- **TASKS TO CARRY OUT**:
(1) In the film review, who decides whether the Post publishes the papers?
(2) Name every actor mentioned in the film review.
(3) Continue the film review from its final sentence.

- **EXCERPT PROVIDED**:
*-*-*

Hanks gets the best speech here about Ben’s friendship with John F. Kennedy clouding his journalistic judgment, but it’s Streep who has the better role as a woman steeped in the sexism of her era who listens meekly while one of her board members (Bradley Whitford) says she’s not qualified to run the paper. (Much later on, she finally stands up to that guy. It’s obvious, but it works.) While it would have been easy to gloss over the glitzy parties that Kay presides over, the movie shows how the social functions are part of the newsgathering process — she’s at a friendly dinner with New York Times editor Abe Rosenthal (Michael Stuhlbarg) when the word comes that Nixon’s trying to shut down his paper. The story hinges on Kay, who ultimately decides whether the Post publishes the papers. Streep is quite affecting as she plays this woman who fears being the one who loses her family’s business yet makes the brave call anyway and gets to see it come good.

*-*-*

- **GIVEN MATERIAL**:
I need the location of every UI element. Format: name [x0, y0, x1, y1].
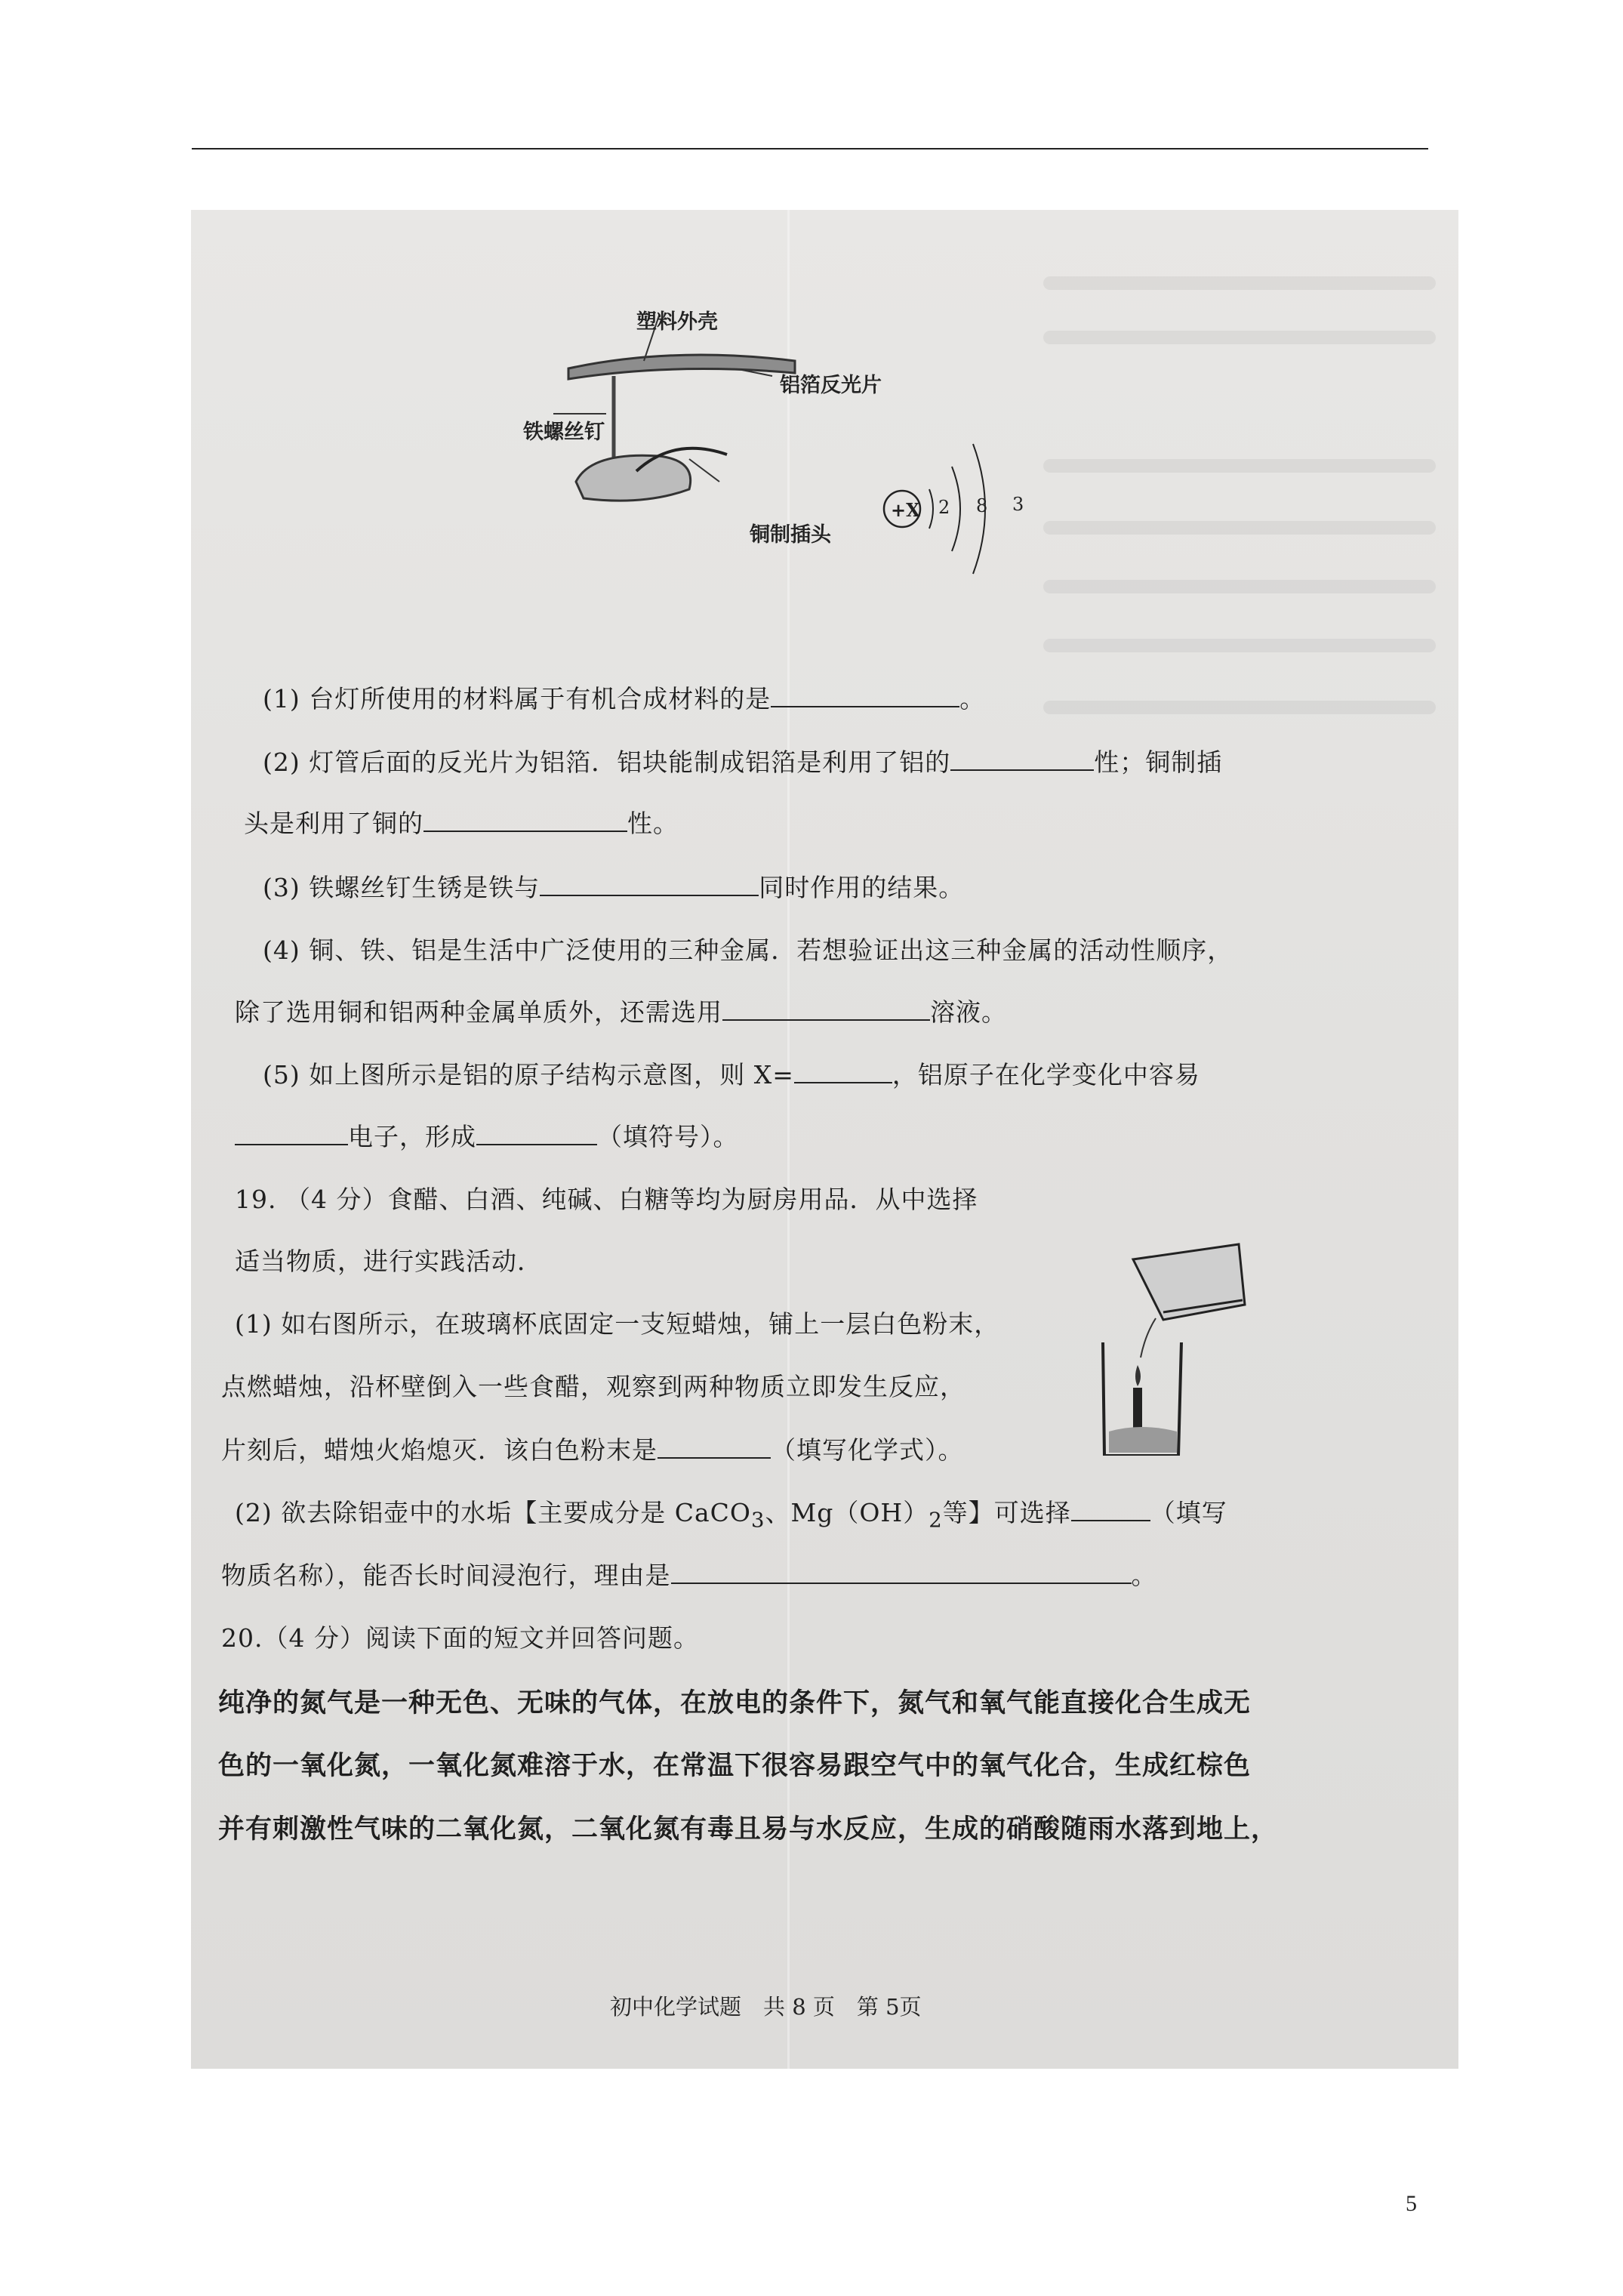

*-*-*

- **TASK-BY-TASK ANSWERS**:
(1) Kay decides whether the Post publishes the papers.

(2) Hanks, Streep, Bradley Whitford, Michael Stuhlbarg

(3)
The Post isn’t as streamlined as that other great recent journalism procedural Spotlight (the films both credit Josh Singer as a writer), but it’s bigger in the right ways. Spielberg demonstrates marvelous skill as he follows through on the story’s journalistic, legal, political, and economic consequences. In the squabbling, hard-working employees of this barely solvent paper and its socialite owner who hides her troubles behind a party-hostess facade, Spielberg finds heroes of democracy. We always seem to need those.